- _Task prompt_: Take from the material every line containing the string "inte" and copy it.
══ Records to use
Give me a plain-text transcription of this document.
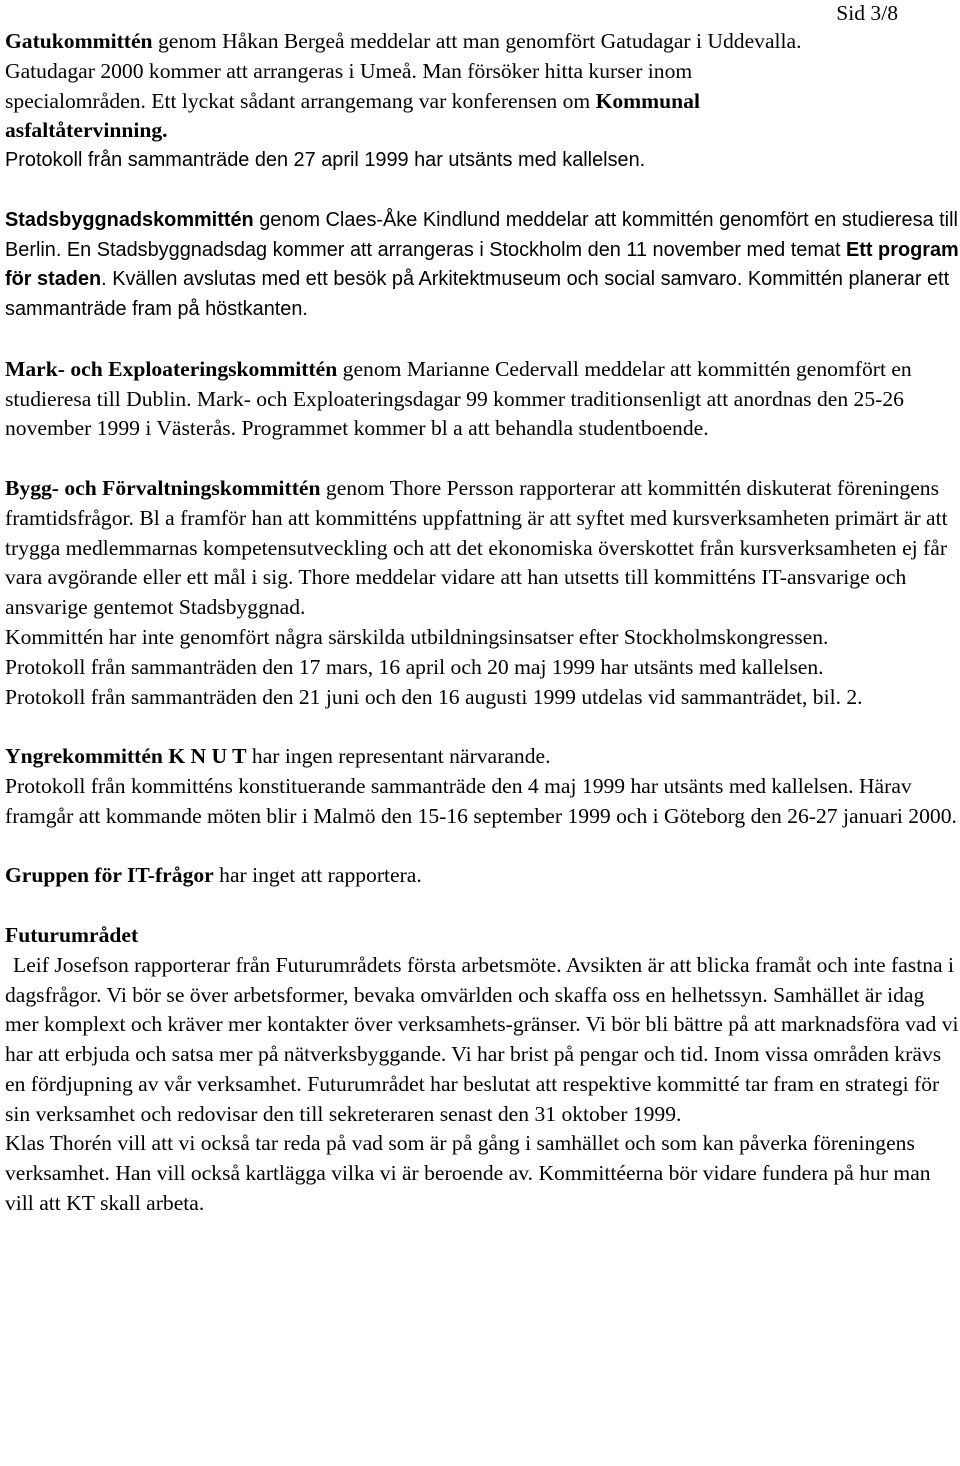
Sid 3/8

Gatukommittén genom Håkan Bergeå meddelar att man genomfört Gatudagar i Uddevalla.

Gatudagar 2000 kommer att arrangeras i Umeå. Man försöker hitta kurser inom specialområden. Ett lyckat sådant arrangemang var konferensen om Kommunal asfaltåtervinning.

Protokoll från sammanträde den 27 april 1999 har utsänts med kallelsen.

Stadsbyggnadskommittén genom Claes-Åke Kindlund meddelar att kommittén genomfört en studieresa till Berlin. En Stadsbyggnadsdag kommer att arrangeras i Stockholm den 11 november med temat Ett program för staden. Kvällen avslutas med ett besök på Arkitektmuseum och social samvaro. Kommittén planerar ett sammanträde fram på höstkanten.

Mark- och Exploateringskommittén genom Marianne Cedervall meddelar att kommittén genomfört en studieresa till Dublin. Mark- och Exploateringsdagar 99 kommer traditionsenligt att anordnas den 25-26 november 1999 i Västerås. Programmet kommer bl a att behandla studentboende.

Bygg- och Förvaltningskommittén genom Thore Persson rapporterar att kommittén diskuterat föreningens framtidsfrågor. Bl a framför han att kommitténs uppfattning är att syftet med kursverksamheten primärt är att trygga medlemmarnas kompetensutveckling och att det ekonomiska överskottet från kursverksamheten ej får vara avgörande eller ett mål i sig. Thore meddelar vidare att han utsetts till kommitténs IT-ansvarige och ansvarige gentemot Stadsbyggnad.

Kommittén har inte genomfört några särskilda utbildningsinsatser efter Stockholmskongressen.

Protokoll från sammanträden den 17 mars, 16 april och 20 maj 1999 har utsänts med kallelsen.

Protokoll från sammanträden den 21 juni och den 16 augusti 1999 utdelas vid sammanträdet, bil. 2.

Yngrekommittén K N U T har ingen representant närvarande.

Protokoll från kommitténs konstituerande sammanträde den 4 maj 1999 har utsänts med kallelsen. Härav framgår att kommande möten blir i Malmö den 15-16 september 1999 och i Göteborg den 26-27 januari 2000.

Gruppen för IT-frågor har inget att rapportera.

Futurumrådet

Leif Josefson rapporterar från Futurumrådets första arbetsmöte. Avsikten är att blicka framåt och inte fastna i dagsfrågor. Vi bör se över arbetsformer, bevaka omvärlden och skaffa oss en helhetssyn. Samhället är idag mer komplext och kräver mer kontakter över verksamhets-gränser. Vi bör bli bättre på att marknadsföra vad vi har att erbjuda och satsa mer på nätverksbyggande. Vi har brist på pengar och tid. Inom vissa områden krävs en fördjupning av vår verksamhet. Futurumrådet har beslutat att respektive kommitté tar fram en strategi för sin verksamhet och redovisar den till sekreteraren senast den 31 oktober 1999.

Klas Thorén vill att vi också tar reda på vad som är på gång i samhället och som kan påverka föreningens verksamhet. Han vill också kartlägga vilka vi är beroende av. Kommittéerna bör vidare fundera på hur man vill att KT skall arbeta.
════
- _Answer_:
Kommittén har inte genomfört några särskilda utbildningsinsatser efter Stockholmskongressen.
Leif Josefson rapporterar från Futurumrådets första arbetsmöte. Avsikten är att blicka framåt och inte fastna i dagsfrågor. Vi bör se över arbetsformer, bevaka omvärlden och skaffa oss en helhetssyn. Samhället är idag mer komplext och kräver mer kontakter över verksamhets-gränser. Vi bör bli bättre på att marknadsföra vad vi har att erbjuda och satsa mer på nätverksbyggande. Vi har brist på pengar och tid. Inom vissa områden krävs en fördjupning av vår verksamhet. Futurumrådet har beslutat att respektive kommitté tar fram en strategi för sin verksamhet och redovisar den till sekreteraren senast den 31 oktober 1999.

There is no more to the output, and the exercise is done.